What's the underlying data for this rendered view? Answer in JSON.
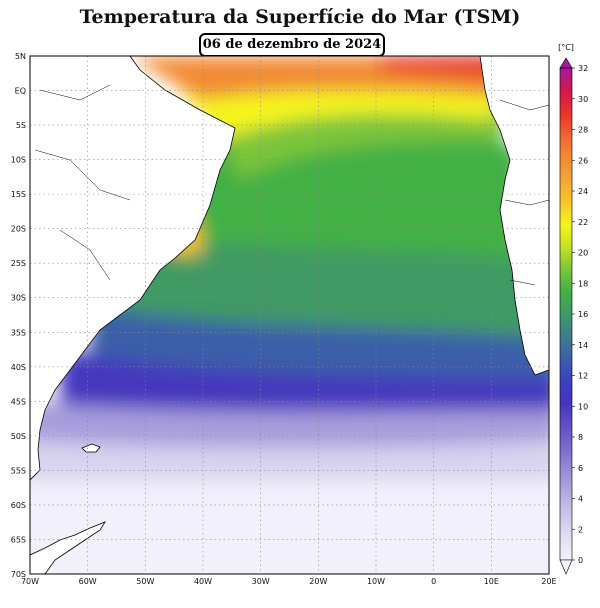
{
  "title": "Temperatura da Superfície do Mar (TSM)",
  "date": "06 de dezembro de 2024",
  "map": {
    "lat_labels": [
      "5N",
      "EQ",
      "5S",
      "10S",
      "15S",
      "20S",
      "25S",
      "30S",
      "35S",
      "40S",
      "45S",
      "50S",
      "55S",
      "60S",
      "65S",
      "70S"
    ],
    "lon_labels": [
      "70W",
      "60W",
      "50W",
      "40W",
      "30W",
      "20W",
      "10W",
      "0",
      "10E",
      "20E"
    ]
  },
  "colorbar": {
    "unit": "[°C]",
    "ticks": [
      "32",
      "30",
      "28",
      "26",
      "24",
      "22",
      "20",
      "18",
      "16",
      "14",
      "12",
      "10",
      "8",
      "6",
      "4",
      "2",
      "0"
    ],
    "colors": [
      "#f4f2fb",
      "#e2def3",
      "#ccc6ea",
      "#b3aae0",
      "#998bd6",
      "#7d6bcc",
      "#6250c4",
      "#4636bd",
      "#3d40c0",
      "#3b5fa9",
      "#3e7d8c",
      "#3f9a64",
      "#43b045",
      "#7bc53b",
      "#c8e028",
      "#f5f51e",
      "#f7c52a",
      "#f4a53a",
      "#f28a35",
      "#ef6432",
      "#e8322c",
      "#d1184e",
      "#a21a9e"
    ]
  }
}
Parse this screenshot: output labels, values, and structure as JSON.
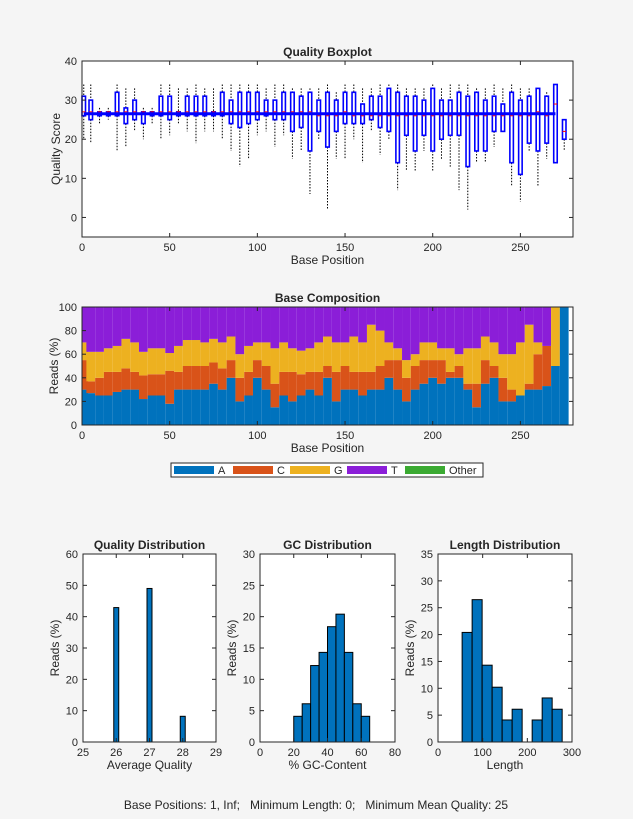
{
  "footer": "Base Positions: 1, Inf;   Minimum Length: 0;   Minimum Mean Quality: 25",
  "colors": {
    "box": "#0000FF",
    "median": "#FF0000",
    "whisker": "#000000",
    "hist": "#0072BD",
    "A": "#0072BD",
    "C": "#D95319",
    "G": "#EDB120",
    "T": "#8B1ED8",
    "Other": "#3BAA32"
  },
  "chart_data": [
    {
      "type": "boxplot",
      "title": "Quality Boxplot",
      "xlabel": "Base Position",
      "ylabel": "Quality Score",
      "xlim": [
        0,
        280
      ],
      "ylim": [
        -5,
        40
      ],
      "xticks": [
        0,
        50,
        100,
        150,
        200,
        250
      ],
      "yticks": [
        0,
        10,
        20,
        30,
        40
      ],
      "columns": [
        "position",
        "whisker_low",
        "q1",
        "median",
        "q3",
        "whisker_high"
      ],
      "boxes": [
        [
          1,
          20,
          26,
          27,
          31,
          34
        ],
        [
          5,
          19,
          25,
          27,
          30,
          34
        ],
        [
          10,
          24,
          26,
          27,
          27,
          28
        ],
        [
          15,
          25,
          26,
          27,
          27,
          28
        ],
        [
          20,
          17,
          26,
          27,
          32,
          34
        ],
        [
          25,
          18,
          24,
          27,
          28,
          33
        ],
        [
          30,
          22,
          25,
          27,
          30,
          33
        ],
        [
          35,
          20,
          24,
          27,
          27,
          28
        ],
        [
          40,
          24,
          26,
          27,
          27,
          28
        ],
        [
          45,
          20,
          26,
          27,
          31,
          34
        ],
        [
          50,
          21,
          25,
          27,
          31,
          34
        ],
        [
          55,
          24,
          26,
          27,
          27,
          33
        ],
        [
          60,
          22,
          26,
          27,
          31,
          33
        ],
        [
          65,
          19,
          26,
          27,
          31,
          34
        ],
        [
          70,
          22,
          26,
          27,
          31,
          33
        ],
        [
          75,
          22,
          26,
          27,
          27,
          33
        ],
        [
          80,
          20,
          26,
          27,
          32,
          34
        ],
        [
          85,
          17,
          24,
          27,
          30,
          34
        ],
        [
          90,
          13,
          23,
          27,
          32,
          34
        ],
        [
          95,
          15,
          24,
          27,
          32,
          34
        ],
        [
          100,
          21,
          25,
          27,
          32,
          34
        ],
        [
          105,
          22,
          26,
          27,
          30,
          33
        ],
        [
          110,
          18,
          25,
          27,
          30,
          34
        ],
        [
          115,
          21,
          25,
          27,
          32,
          34
        ],
        [
          120,
          15,
          22,
          27,
          32,
          33
        ],
        [
          125,
          17,
          23,
          27,
          31,
          33
        ],
        [
          130,
          6,
          17,
          27,
          32,
          33
        ],
        [
          135,
          20,
          22,
          26,
          30,
          33
        ],
        [
          140,
          2,
          18,
          26,
          32,
          34
        ],
        [
          145,
          15,
          22,
          26,
          30,
          32
        ],
        [
          150,
          15,
          24,
          27,
          32,
          34
        ],
        [
          155,
          20,
          24,
          26,
          32,
          34
        ],
        [
          160,
          14,
          24,
          26,
          29,
          33
        ],
        [
          165,
          22,
          25,
          26,
          31,
          33
        ],
        [
          170,
          16,
          23,
          26,
          31,
          34
        ],
        [
          175,
          20,
          22,
          26,
          33,
          34
        ],
        [
          180,
          7,
          14,
          26,
          32,
          34
        ],
        [
          185,
          12,
          21,
          26,
          31,
          33
        ],
        [
          190,
          12,
          17,
          26,
          31,
          33
        ],
        [
          195,
          17,
          21,
          26,
          30,
          33
        ],
        [
          200,
          12,
          17,
          26,
          33,
          34
        ],
        [
          205,
          15,
          20,
          26,
          30,
          33
        ],
        [
          210,
          13,
          21,
          26,
          30,
          34
        ],
        [
          215,
          7,
          21,
          26,
          32,
          34
        ],
        [
          220,
          2,
          13,
          26,
          31,
          34
        ],
        [
          225,
          14,
          17,
          26,
          32,
          33
        ],
        [
          230,
          14,
          17,
          26,
          30,
          33
        ],
        [
          235,
          18,
          22,
          26,
          31,
          34
        ],
        [
          240,
          22,
          22,
          26,
          29,
          33
        ],
        [
          245,
          8,
          14,
          26,
          32,
          34
        ],
        [
          250,
          4,
          11,
          26,
          30,
          33
        ],
        [
          255,
          17,
          19,
          26,
          31,
          33
        ],
        [
          260,
          8,
          17,
          27,
          33,
          33
        ],
        [
          265,
          15,
          19,
          26,
          31,
          32
        ],
        [
          270,
          14,
          14,
          29,
          34,
          34
        ],
        [
          275,
          17,
          20,
          22,
          25,
          25
        ]
      ]
    },
    {
      "type": "bar",
      "stacked": true,
      "title": "Base Composition",
      "xlabel": "Base Position",
      "ylabel": "Reads (%)",
      "xlim": [
        0,
        280
      ],
      "ylim": [
        0,
        100
      ],
      "xticks": [
        0,
        50,
        100,
        150,
        200,
        250
      ],
      "yticks": [
        0,
        20,
        40,
        60,
        80,
        100
      ],
      "legend": {
        "placement": "bottom",
        "entries": [
          "A",
          "C",
          "G",
          "T",
          "Other"
        ]
      },
      "x": [
        1,
        5,
        10,
        15,
        20,
        25,
        30,
        35,
        40,
        45,
        50,
        55,
        60,
        65,
        70,
        75,
        80,
        85,
        90,
        95,
        100,
        105,
        110,
        115,
        120,
        125,
        130,
        135,
        140,
        145,
        150,
        155,
        160,
        165,
        170,
        175,
        180,
        185,
        190,
        195,
        200,
        205,
        210,
        215,
        220,
        225,
        230,
        235,
        240,
        245,
        250,
        255,
        260,
        265,
        270,
        275
      ],
      "series": [
        {
          "name": "A",
          "values": [
            30,
            27,
            25,
            25,
            28,
            30,
            30,
            22,
            25,
            25,
            18,
            30,
            30,
            30,
            30,
            35,
            30,
            40,
            20,
            25,
            40,
            30,
            15,
            25,
            20,
            25,
            30,
            25,
            40,
            20,
            30,
            30,
            25,
            30,
            30,
            40,
            30,
            20,
            30,
            35,
            40,
            35,
            40,
            40,
            30,
            15,
            35,
            40,
            20,
            20,
            25,
            30,
            30,
            33,
            50,
            100
          ]
        },
        {
          "name": "C",
          "values": [
            25,
            10,
            15,
            20,
            17,
            18,
            15,
            20,
            18,
            18,
            28,
            15,
            20,
            20,
            20,
            18,
            18,
            15,
            20,
            20,
            15,
            20,
            20,
            20,
            25,
            18,
            15,
            20,
            10,
            25,
            20,
            15,
            20,
            15,
            20,
            15,
            25,
            20,
            20,
            20,
            15,
            20,
            5,
            10,
            5,
            20,
            20,
            10,
            20,
            10,
            0,
            5,
            30,
            34,
            0,
            0
          ]
        },
        {
          "name": "G",
          "values": [
            15,
            25,
            22,
            20,
            22,
            25,
            25,
            20,
            22,
            22,
            15,
            22,
            22,
            22,
            20,
            20,
            22,
            20,
            20,
            22,
            15,
            20,
            30,
            25,
            20,
            20,
            20,
            25,
            25,
            25,
            20,
            30,
            25,
            40,
            30,
            15,
            10,
            15,
            10,
            15,
            15,
            10,
            20,
            10,
            30,
            30,
            20,
            20,
            20,
            30,
            45,
            50,
            10,
            0,
            50,
            0
          ]
        },
        {
          "name": "T",
          "values": [
            30,
            38,
            38,
            35,
            33,
            27,
            30,
            38,
            35,
            35,
            39,
            33,
            28,
            28,
            30,
            27,
            30,
            25,
            40,
            33,
            30,
            30,
            35,
            30,
            35,
            37,
            35,
            30,
            25,
            30,
            30,
            25,
            30,
            15,
            20,
            30,
            35,
            45,
            40,
            30,
            30,
            35,
            35,
            40,
            35,
            35,
            25,
            30,
            40,
            40,
            30,
            15,
            30,
            33,
            0,
            0
          ]
        },
        {
          "name": "Other",
          "values": [
            0,
            0,
            0,
            0,
            0,
            0,
            0,
            0,
            0,
            0,
            0,
            0,
            0,
            0,
            0,
            0,
            0,
            0,
            0,
            0,
            0,
            0,
            0,
            0,
            0,
            0,
            0,
            0,
            0,
            0,
            0,
            0,
            0,
            0,
            0,
            0,
            0,
            0,
            0,
            0,
            0,
            0,
            0,
            0,
            0,
            0,
            0,
            0,
            0,
            0,
            0,
            0,
            0,
            0,
            0,
            0
          ]
        }
      ]
    },
    {
      "type": "bar",
      "title": "Quality Distribution",
      "xlabel": "Average Quality",
      "ylabel": "Reads (%)",
      "xlim": [
        25,
        29
      ],
      "ylim": [
        0,
        60
      ],
      "xticks": [
        25,
        26,
        27,
        28,
        29
      ],
      "yticks": [
        0,
        10,
        20,
        30,
        40,
        50,
        60
      ],
      "bin_width": 0.15,
      "x": [
        26,
        27,
        28
      ],
      "values": [
        42.9,
        49.0,
        8.2
      ]
    },
    {
      "type": "bar",
      "title": "GC Distribution",
      "xlabel": "% GC-Content",
      "ylabel": "Reads (%)",
      "xlim": [
        0,
        80
      ],
      "ylim": [
        0,
        30
      ],
      "xticks": [
        0,
        20,
        40,
        60,
        80
      ],
      "yticks": [
        0,
        5,
        10,
        15,
        20,
        25,
        30
      ],
      "bin_width": 5,
      "x": [
        22.5,
        27.5,
        32.5,
        37.5,
        42.5,
        47.5,
        52.5,
        57.5,
        62.5
      ],
      "values": [
        4.1,
        6.1,
        12.2,
        14.3,
        18.4,
        20.4,
        14.3,
        6.1,
        4.1
      ]
    },
    {
      "type": "bar",
      "title": "Length Distribution",
      "xlabel": "Length",
      "ylabel": "Reads (%)",
      "xlim": [
        0,
        300
      ],
      "ylim": [
        0,
        35
      ],
      "xticks": [
        0,
        100,
        200,
        300
      ],
      "yticks": [
        0,
        5,
        10,
        15,
        20,
        25,
        30,
        35
      ],
      "bin_width": 22.4,
      "x": [
        65.2,
        87.6,
        110,
        132.4,
        154.8,
        177.2,
        199.6,
        222,
        244.4,
        266.8
      ],
      "values": [
        20.4,
        26.5,
        14.3,
        10.2,
        4.1,
        6.1,
        0,
        4.1,
        8.2,
        6.1
      ]
    }
  ]
}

= = = =

** What is asked **
Look through the material above and pick out each line holding the word "Distribution".

** Written answer **
      "title": "Quality Distribution",
      "title": "GC Distribution",
      "title": "Length Distribution",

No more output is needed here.